Palabras-clave: Cirugía de reasignación de sexo; Personas trasgénero; Identidad de género

INTRODUCTION

This article is part of a doctoral thesis( 1 ) and its purpose is to understand the experiences of transgender women in relation to hormone therapy and sex reassignment surgery for transsexuals, which make up the Gender Reassignment process. The main purpose is to investigate how the transformation processes for construction of the female body were experienced by transgender women. The discussions carried out are based on the assumption that this issue should be widely explored in the field of nursing since it plays a direct role in all stages of the Gender Reassignment Process. Nevertheless, this discussion has been minimally explored in undergraduate nursing courses( 2 - 3 ).

Such discussions are important, since an increasing number of people are seeking to change their body to the gender with which they identify. Gender, in this study, is understood as the behavior of each individual vis-à-vis society, according to their cultural interpretation of the sex, while sex refers to the biological male or female binary pattern. Such discussions are based on a performative theory of gender( 4 - 5 ).

Dataset entries >>

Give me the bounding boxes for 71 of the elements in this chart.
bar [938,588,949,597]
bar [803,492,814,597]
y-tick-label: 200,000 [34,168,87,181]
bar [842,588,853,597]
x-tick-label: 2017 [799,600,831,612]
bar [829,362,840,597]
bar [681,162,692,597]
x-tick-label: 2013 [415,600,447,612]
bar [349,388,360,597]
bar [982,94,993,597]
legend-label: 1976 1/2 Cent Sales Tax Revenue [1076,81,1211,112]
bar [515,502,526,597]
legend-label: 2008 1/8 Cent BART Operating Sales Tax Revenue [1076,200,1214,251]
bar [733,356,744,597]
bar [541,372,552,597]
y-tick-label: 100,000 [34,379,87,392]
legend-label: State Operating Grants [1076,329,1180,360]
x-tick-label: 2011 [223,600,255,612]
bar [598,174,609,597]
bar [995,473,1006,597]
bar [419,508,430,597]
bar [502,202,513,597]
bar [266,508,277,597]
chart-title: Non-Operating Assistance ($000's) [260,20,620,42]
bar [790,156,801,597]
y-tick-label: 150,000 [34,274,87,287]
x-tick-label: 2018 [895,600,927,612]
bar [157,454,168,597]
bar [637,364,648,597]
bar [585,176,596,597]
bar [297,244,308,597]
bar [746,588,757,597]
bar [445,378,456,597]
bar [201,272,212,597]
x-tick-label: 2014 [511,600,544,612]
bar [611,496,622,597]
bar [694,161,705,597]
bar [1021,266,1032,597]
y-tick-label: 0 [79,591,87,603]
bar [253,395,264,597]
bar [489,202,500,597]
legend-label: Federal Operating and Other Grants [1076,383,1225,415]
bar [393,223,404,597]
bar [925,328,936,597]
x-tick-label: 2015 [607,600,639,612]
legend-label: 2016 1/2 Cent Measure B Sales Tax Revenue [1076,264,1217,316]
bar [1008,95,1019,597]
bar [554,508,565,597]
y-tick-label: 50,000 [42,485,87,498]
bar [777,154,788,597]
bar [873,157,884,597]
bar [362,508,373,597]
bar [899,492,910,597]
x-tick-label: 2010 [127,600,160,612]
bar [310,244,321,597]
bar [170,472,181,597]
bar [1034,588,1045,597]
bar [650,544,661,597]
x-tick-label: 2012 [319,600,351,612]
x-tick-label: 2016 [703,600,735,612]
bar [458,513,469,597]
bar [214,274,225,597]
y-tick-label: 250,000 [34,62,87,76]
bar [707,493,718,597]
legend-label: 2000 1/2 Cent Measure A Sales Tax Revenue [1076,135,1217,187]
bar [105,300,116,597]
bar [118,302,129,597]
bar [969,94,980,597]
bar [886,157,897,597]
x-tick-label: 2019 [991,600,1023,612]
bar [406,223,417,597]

WHAT YOU NEED TO DO >> From the introduction, extract word for word the part that opens with the words containing "INTRODUCTION" and closes with "courses( 2 - 3 ).". The material is separate from the text.

SOLUTION TO THE PROBLEM >>
INTRODUCTION

This article is part of a doctoral thesis( 1 ) and its purpose is to understand the experiences of transgender women in relation to hormone therapy and sex reassignment surgery for transsexuals, which make up the Gender Reassignment process. The main purpose is to investigate how the transformation processes for construction of the female body were experienced by transgender women. The discussions carried out are based on the assumption that this issue should be widely explored in the field of nursing since it plays a direct role in all stages of the Gender Reassignment Process. Nevertheless, this discussion has been minimally explored in undergraduate nursing courses( 2 - 3 ).